- **What to produce**:
Give only the number of lines that contain the word "name".

* begin *

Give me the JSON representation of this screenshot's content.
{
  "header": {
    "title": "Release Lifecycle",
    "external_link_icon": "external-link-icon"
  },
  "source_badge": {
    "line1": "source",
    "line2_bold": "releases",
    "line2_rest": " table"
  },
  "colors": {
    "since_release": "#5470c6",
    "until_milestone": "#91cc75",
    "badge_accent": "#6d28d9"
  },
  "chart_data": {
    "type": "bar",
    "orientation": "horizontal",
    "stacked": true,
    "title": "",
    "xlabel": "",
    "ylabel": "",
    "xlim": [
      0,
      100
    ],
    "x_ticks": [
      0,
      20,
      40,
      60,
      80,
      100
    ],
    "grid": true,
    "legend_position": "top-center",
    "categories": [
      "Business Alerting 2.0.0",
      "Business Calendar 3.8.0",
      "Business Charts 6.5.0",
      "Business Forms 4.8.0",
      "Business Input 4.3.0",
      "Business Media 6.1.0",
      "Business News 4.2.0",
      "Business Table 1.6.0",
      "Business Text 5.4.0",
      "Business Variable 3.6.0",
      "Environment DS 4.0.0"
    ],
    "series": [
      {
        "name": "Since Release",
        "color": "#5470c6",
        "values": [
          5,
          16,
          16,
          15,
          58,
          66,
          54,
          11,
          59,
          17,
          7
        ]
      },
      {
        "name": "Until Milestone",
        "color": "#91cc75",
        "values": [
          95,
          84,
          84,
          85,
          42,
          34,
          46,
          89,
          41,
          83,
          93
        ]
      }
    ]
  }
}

* end *

- **Exercise solution**:
2